### Description of the task:
Using the data below, copy every line that contains the word "DHCP".

-------- Rows --------

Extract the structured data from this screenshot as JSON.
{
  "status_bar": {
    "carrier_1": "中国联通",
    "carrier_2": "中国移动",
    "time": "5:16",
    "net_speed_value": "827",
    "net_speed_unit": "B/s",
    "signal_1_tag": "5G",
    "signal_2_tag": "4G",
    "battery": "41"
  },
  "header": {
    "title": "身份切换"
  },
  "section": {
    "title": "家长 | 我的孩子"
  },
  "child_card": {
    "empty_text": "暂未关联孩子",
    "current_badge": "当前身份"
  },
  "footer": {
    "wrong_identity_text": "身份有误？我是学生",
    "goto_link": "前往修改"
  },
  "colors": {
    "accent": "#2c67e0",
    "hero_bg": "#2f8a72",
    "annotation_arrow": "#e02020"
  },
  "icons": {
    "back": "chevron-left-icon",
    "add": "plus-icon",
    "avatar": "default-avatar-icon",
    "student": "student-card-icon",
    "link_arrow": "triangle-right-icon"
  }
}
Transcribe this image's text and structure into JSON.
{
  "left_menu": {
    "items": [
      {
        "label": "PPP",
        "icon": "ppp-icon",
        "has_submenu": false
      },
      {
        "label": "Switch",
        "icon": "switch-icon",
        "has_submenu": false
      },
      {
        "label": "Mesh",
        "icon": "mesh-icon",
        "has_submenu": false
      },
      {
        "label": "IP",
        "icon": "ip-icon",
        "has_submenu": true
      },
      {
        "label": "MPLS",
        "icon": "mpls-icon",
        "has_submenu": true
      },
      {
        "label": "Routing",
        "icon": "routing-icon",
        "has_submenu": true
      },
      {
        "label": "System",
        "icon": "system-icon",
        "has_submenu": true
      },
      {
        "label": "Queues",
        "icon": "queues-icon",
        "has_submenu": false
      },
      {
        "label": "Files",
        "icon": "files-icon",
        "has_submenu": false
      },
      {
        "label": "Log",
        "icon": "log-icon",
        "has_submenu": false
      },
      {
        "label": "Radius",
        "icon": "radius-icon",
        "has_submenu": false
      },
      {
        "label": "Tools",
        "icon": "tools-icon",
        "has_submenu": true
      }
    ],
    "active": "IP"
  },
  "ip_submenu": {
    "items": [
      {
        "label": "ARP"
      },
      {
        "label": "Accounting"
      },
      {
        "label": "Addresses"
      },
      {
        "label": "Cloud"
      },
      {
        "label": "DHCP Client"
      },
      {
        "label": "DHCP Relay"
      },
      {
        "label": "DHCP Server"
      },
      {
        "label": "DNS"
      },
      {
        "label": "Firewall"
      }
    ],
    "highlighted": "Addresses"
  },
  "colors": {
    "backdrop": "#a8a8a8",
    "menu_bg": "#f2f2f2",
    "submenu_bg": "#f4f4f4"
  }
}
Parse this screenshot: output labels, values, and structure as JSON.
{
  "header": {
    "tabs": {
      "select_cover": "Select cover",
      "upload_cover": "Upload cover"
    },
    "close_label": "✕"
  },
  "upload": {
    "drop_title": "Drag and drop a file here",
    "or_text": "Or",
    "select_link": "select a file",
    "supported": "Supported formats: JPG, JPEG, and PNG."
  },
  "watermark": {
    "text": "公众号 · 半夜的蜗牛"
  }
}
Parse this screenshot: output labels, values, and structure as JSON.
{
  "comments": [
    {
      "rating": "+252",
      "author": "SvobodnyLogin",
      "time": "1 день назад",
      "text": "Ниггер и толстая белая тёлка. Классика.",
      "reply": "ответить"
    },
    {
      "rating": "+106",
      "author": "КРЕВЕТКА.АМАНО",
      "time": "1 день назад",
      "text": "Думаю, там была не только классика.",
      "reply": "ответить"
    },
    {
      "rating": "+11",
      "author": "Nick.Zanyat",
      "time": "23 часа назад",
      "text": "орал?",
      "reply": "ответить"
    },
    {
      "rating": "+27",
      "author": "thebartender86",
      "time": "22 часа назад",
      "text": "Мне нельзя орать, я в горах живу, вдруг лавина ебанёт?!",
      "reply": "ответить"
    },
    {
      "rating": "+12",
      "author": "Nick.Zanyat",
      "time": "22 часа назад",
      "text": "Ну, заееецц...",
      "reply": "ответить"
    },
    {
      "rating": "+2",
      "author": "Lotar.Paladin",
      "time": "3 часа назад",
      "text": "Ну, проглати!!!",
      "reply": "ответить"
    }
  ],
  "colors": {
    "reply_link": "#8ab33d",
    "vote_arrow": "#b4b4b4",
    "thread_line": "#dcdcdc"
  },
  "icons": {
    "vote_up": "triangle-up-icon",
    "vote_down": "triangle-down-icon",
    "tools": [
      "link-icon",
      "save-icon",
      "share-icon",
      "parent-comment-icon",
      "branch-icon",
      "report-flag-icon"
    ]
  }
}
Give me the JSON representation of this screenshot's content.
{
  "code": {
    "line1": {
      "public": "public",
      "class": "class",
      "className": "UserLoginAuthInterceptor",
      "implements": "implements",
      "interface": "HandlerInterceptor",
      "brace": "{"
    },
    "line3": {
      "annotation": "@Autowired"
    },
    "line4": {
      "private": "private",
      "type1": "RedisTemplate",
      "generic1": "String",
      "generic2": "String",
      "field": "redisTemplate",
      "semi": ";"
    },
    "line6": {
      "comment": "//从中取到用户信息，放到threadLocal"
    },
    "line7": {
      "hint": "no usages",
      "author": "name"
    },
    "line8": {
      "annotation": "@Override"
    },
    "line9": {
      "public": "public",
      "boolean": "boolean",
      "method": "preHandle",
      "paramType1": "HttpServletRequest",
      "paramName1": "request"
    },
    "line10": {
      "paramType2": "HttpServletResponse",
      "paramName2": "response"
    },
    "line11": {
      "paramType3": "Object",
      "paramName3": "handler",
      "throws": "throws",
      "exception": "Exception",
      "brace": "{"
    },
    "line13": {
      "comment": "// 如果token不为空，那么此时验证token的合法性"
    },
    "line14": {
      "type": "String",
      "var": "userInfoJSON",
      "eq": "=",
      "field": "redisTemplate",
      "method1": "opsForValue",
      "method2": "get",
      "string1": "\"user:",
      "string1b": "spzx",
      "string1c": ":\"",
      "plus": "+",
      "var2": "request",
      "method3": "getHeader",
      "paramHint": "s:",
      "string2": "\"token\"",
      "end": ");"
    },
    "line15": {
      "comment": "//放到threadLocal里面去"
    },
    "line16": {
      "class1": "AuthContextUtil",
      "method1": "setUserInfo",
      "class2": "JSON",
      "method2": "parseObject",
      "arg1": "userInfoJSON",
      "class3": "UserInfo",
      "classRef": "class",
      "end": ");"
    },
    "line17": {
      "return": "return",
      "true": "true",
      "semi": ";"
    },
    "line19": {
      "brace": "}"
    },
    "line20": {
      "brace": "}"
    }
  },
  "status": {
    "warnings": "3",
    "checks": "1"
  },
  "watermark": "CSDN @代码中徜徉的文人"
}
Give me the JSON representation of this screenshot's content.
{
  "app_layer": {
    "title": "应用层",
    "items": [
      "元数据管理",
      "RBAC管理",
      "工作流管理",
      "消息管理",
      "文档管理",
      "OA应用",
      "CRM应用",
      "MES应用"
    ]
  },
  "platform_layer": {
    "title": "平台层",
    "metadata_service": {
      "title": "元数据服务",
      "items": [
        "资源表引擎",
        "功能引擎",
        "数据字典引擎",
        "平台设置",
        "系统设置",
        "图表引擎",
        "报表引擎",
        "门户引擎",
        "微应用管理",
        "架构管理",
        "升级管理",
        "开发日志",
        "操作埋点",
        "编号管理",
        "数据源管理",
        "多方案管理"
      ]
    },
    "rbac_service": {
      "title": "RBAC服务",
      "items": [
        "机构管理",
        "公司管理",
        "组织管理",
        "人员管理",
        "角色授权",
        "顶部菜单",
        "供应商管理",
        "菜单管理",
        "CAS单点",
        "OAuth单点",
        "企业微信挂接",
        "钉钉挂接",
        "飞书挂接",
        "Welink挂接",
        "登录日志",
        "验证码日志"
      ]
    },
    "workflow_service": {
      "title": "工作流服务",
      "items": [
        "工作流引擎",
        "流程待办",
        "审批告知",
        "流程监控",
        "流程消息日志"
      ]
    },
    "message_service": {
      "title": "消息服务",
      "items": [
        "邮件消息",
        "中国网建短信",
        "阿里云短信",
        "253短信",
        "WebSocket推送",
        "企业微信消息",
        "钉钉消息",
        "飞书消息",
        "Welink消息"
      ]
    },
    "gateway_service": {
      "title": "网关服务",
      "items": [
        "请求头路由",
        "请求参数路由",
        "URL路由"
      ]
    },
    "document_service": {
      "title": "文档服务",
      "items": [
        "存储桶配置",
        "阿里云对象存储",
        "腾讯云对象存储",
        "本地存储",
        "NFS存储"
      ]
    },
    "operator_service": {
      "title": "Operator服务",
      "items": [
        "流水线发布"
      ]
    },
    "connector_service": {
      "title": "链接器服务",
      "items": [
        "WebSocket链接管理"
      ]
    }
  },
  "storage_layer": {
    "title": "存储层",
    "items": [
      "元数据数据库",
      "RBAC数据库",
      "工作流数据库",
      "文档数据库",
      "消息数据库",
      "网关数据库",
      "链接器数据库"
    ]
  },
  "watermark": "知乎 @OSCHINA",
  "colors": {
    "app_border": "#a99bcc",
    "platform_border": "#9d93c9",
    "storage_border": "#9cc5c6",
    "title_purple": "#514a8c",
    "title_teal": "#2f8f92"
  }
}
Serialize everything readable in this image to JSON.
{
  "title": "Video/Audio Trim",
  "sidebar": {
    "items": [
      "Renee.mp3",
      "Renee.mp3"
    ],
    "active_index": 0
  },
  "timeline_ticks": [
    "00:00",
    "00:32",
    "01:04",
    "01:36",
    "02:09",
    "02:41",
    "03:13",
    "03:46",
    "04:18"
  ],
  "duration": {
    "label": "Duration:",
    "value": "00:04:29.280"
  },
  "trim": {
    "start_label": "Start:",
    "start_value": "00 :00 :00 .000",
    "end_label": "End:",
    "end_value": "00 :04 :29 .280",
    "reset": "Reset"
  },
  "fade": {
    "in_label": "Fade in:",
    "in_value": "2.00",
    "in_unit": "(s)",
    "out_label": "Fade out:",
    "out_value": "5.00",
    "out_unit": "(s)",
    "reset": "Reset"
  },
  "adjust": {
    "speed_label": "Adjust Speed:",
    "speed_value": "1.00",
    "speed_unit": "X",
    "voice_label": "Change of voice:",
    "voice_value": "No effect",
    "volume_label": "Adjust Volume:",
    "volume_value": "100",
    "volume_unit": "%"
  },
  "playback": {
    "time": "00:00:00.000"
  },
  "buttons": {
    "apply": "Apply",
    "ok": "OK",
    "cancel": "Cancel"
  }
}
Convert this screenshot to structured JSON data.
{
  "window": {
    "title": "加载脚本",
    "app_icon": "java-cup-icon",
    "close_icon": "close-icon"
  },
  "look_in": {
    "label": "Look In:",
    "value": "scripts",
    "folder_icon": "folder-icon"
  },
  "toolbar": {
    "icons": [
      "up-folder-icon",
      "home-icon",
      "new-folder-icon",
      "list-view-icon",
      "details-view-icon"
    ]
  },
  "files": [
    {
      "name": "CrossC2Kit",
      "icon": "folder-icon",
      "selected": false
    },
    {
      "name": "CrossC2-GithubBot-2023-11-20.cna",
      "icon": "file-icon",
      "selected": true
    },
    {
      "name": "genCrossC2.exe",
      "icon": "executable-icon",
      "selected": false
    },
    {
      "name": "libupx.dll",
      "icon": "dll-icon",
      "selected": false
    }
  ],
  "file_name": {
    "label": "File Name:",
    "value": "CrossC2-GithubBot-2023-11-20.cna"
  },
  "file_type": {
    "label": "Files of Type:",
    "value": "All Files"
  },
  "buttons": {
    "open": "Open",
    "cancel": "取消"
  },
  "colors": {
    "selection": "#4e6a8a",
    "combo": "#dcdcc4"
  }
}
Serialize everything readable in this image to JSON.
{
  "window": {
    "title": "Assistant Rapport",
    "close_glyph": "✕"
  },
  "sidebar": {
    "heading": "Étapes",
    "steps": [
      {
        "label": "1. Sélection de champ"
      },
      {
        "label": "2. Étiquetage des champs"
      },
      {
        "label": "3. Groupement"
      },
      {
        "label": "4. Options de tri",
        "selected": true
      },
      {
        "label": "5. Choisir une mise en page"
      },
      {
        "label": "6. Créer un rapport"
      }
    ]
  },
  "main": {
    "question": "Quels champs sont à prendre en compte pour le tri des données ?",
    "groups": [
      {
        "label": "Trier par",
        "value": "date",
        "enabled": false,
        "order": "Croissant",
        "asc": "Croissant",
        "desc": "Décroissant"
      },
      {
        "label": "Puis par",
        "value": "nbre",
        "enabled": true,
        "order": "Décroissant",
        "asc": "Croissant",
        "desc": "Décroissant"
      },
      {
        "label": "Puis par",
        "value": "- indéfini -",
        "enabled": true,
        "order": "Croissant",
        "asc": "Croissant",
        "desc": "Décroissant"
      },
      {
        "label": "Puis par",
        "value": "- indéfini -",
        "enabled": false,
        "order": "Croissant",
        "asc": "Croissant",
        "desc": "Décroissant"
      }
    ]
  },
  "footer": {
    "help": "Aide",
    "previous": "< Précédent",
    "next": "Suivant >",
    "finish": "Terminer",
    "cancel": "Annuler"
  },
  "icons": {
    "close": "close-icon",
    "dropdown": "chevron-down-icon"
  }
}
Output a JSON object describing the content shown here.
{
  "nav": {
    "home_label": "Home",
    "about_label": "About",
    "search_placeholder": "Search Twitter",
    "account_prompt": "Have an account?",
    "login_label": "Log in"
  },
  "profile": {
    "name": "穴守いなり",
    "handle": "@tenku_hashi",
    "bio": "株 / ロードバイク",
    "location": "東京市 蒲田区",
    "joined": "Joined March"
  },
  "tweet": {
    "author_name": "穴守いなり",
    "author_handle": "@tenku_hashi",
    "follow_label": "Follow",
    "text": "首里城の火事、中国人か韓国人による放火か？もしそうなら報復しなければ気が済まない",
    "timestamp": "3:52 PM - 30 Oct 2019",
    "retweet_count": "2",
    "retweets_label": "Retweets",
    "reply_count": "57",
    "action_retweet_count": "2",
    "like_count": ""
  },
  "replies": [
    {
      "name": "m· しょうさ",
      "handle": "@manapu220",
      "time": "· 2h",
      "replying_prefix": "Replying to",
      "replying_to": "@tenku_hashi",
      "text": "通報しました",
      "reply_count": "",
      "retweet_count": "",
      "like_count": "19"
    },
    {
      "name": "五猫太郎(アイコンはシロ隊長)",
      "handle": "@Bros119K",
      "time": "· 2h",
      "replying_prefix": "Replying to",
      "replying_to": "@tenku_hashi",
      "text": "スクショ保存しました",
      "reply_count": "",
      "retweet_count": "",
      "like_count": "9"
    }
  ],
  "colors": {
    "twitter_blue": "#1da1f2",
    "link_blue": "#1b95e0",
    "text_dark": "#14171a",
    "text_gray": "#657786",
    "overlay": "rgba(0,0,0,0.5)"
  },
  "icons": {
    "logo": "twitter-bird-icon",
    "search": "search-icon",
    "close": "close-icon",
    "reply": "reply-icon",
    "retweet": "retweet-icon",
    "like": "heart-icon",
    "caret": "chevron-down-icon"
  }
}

--------

### Solution for this exercise:
        "label": "DHCP Client"
        "label": "DHCP Relay"
        "label": "DHCP Server"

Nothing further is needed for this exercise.